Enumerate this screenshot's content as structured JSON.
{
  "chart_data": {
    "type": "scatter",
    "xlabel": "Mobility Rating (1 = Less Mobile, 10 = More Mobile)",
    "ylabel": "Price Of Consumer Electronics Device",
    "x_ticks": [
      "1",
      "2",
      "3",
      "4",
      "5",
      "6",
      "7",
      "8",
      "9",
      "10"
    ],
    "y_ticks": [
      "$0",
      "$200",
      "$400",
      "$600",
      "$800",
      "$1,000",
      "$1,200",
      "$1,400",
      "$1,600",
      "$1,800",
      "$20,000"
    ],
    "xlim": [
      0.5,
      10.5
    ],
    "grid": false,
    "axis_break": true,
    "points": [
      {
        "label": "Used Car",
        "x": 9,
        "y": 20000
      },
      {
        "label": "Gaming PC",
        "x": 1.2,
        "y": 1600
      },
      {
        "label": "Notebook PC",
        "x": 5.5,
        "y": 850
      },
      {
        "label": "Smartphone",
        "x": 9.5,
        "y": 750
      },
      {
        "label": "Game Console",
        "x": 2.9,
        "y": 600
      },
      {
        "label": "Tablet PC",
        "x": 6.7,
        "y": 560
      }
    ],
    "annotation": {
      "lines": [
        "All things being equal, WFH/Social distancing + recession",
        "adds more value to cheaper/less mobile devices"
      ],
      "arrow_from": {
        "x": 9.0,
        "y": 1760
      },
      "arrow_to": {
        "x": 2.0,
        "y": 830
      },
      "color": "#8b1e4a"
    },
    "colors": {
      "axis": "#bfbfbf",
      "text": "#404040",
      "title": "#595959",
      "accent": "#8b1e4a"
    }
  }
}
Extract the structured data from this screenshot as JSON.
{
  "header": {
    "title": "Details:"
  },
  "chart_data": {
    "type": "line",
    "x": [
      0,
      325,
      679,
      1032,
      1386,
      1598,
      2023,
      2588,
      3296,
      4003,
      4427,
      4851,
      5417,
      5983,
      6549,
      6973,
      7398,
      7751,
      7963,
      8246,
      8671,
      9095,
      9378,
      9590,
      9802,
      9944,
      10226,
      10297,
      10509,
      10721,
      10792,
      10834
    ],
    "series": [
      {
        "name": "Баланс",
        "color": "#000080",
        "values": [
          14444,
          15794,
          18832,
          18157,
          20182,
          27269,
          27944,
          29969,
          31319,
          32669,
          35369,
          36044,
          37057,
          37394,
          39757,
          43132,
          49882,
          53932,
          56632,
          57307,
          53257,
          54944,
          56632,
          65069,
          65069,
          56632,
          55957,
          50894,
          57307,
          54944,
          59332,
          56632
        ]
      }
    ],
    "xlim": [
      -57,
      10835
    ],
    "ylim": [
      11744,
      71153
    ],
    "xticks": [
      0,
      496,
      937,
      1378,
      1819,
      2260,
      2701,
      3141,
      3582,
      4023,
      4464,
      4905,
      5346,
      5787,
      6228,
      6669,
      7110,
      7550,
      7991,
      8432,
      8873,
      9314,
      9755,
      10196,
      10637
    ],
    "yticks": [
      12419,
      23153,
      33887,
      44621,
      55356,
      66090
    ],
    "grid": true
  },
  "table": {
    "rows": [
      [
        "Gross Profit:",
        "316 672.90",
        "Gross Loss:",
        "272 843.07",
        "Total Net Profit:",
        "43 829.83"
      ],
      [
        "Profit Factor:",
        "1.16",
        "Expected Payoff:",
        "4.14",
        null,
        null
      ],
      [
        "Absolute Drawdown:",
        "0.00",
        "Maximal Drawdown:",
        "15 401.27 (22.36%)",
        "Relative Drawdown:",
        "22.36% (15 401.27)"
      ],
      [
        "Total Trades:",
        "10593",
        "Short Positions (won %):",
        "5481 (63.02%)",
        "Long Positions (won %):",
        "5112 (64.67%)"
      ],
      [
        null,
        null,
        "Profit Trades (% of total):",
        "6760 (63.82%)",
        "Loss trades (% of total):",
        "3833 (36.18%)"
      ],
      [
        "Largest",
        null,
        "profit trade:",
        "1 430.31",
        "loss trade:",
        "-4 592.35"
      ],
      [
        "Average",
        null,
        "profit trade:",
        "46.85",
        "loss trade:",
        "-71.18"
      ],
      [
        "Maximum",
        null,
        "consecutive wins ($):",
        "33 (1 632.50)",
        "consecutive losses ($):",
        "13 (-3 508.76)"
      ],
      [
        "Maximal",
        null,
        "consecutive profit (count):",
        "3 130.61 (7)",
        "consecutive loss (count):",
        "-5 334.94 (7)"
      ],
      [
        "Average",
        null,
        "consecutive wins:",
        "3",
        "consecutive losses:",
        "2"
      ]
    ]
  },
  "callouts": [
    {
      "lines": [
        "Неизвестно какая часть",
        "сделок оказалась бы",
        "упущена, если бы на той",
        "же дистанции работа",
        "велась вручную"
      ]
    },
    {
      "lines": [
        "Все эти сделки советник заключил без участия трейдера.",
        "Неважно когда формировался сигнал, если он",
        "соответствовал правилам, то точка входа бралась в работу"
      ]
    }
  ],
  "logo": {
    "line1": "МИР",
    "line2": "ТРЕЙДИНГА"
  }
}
:::::
Goal of the exercise: Return the full listing, character for character.

Complete response:
Enumerate this screenshot's content as structured JSON.
{
  "chart_data": {
    "type": "scatter",
    "xlabel": "Mobility Rating (1 = Less Mobile, 10 = More Mobile)",
    "ylabel": "Price Of Consumer Electronics Device",
    "x_ticks": [
      "1",
      "2",
      "3",
      "4",
      "5",
      "6",
      "7",
      "8",
      "9",
      "10"
    ],
    "y_ticks": [
      "$0",
      "$200",
      "$400",
      "$600",
      "$800",
      "$1,000",
      "$1,200",
      "$1,400",
      "$1,600",
      "$1,800",
      "$20,000"
    ],
    "xlim": [
      0.5,
      10.5
    ],
    "grid": false,
    "axis_break": true,
    "points": [
      {
        "label": "Used Car",
        "x": 9,
        "y": 20000
      },
      {
        "label": "Gaming PC",
        "x": 1.2,
        "y": 1600
      },
      {
        "label": "Notebook PC",
        "x": 5.5,
        "y": 850
      },
      {
        "label": "Smartphone",
        "x": 9.5,
        "y": 750
      },
      {
        "label": "Game Console",
        "x": 2.9,
        "y": 600
      },
      {
        "label": "Tablet PC",
        "x": 6.7,
        "y": 560
      }
    ],
    "annotation": {
      "lines": [
        "All things being equal, WFH/Social distancing + recession",
        "adds more value to cheaper/less mobile devices"
      ],
      "arrow_from": {
        "x": 9.0,
        "y": 1760
      },
      "arrow_to": {
        "x": 2.0,
        "y": 830
      },
      "color": "#8b1e4a"
    },
    "colors": {
      "axis": "#bfbfbf",
      "text": "#404040",
      "title": "#595959",
      "accent": "#8b1e4a"
    }
  }
}
Extract the structured data from this screenshot as JSON.
{
  "header": {
    "title": "Details:"
  },
  "chart_data": {
    "type": "line",
    "x": [
      0,
      325,
      679,
      1032,
      1386,
      1598,
      2023,
      2588,
      3296,
      4003,
      4427,
      4851,
      5417,
      5983,
      6549,
      6973,
      7398,
      7751,
      7963,
      8246,
      8671,
      9095,
      9378,
      9590,
      9802,
      9944,
      10226,
      10297,
      10509,
      10721,
      10792,
      10834
    ],
    "series": [
      {
        "name": "Баланс",
        "color": "#000080",
        "values": [
          14444,
          15794,
          18832,
          18157,
          20182,
          27269,
          27944,
          29969,
          31319,
          32669,
          35369,
          36044,
          37057,
          37394,
          39757,
          43132,
          49882,
          53932,
          56632,
          57307,
          53257,
          54944,
          56632,
          65069,
          65069,
          56632,
          55957,
          50894,
          57307,
          54944,
          59332,
          56632
        ]
      }
    ],
    "xlim": [
      -57,
      10835
    ],
    "ylim": [
      11744,
      71153
    ],
    "xticks": [
      0,
      496,
      937,
      1378,
      1819,
      2260,
      2701,
      3141,
      3582,
      4023,
      4464,
      4905,
      5346,
      5787,
      6228,
      6669,
      7110,
      7550,
      7991,
      8432,
      8873,
      9314,
      9755,
      10196,
      10637
    ],
    "yticks": [
      12419,
      23153,
      33887,
      44621,
      55356,
      66090
    ],
    "grid": true
  },
  "table": {
    "rows": [
      [
        "Gross Profit:",
        "316 672.90",
        "Gross Loss:",
        "272 843.07",
        "Total Net Profit:",
        "43 829.83"
      ],
      [
        "Profit Factor:",
        "1.16",
        "Expected Payoff:",
        "4.14",
        null,
        null
      ],
      [
        "Absolute Drawdown:",
        "0.00",
        "Maximal Drawdown:",
        "15 401.27 (22.36%)",
        "Relative Drawdown:",
        "22.36% (15 401.27)"
      ],
      [
        "Total Trades:",
        "10593",
        "Short Positions (won %):",
        "5481 (63.02%)",
        "Long Positions (won %):",
        "5112 (64.67%)"
      ],
      [
        null,
        null,
        "Profit Trades (% of total):",
        "6760 (63.82%)",
        "Loss trades (% of total):",
        "3833 (36.18%)"
      ],
      [
        "Largest",
        null,
        "profit trade:",
        "1 430.31",
        "loss trade:",
        "-4 592.35"
      ],
      [
        "Average",
        null,
        "profit trade:",
        "46.85",
        "loss trade:",
        "-71.18"
      ],
      [
        "Maximum",
        null,
        "consecutive wins ($):",
        "33 (1 632.50)",
        "consecutive losses ($):",
        "13 (-3 508.76)"
      ],
      [
        "Maximal",
        null,
        "consecutive profit (count):",
        "3 130.61 (7)",
        "consecutive loss (count):",
        "-5 334.94 (7)"
      ],
      [
        "Average",
        null,
        "consecutive wins:",
        "3",
        "consecutive losses:",
        "2"
      ]
    ]
  },
  "callouts": [
    {
      "lines": [
        "Неизвестно какая часть",
        "сделок оказалась бы",
        "упущена, если бы на той",
        "же дистанции работа",
        "велась вручную"
      ]
    },
    {
      "lines": [
        "Все эти сделки советник заключил без участия трейдера.",
        "Неважно когда формировался сигнал, если он",
        "соответствовал правилам, то точка входа бралась в работу"
      ]
    }
  ],
  "logo": {
    "line1": "МИР",
    "line2": "ТРЕЙДИНГА"
  }
}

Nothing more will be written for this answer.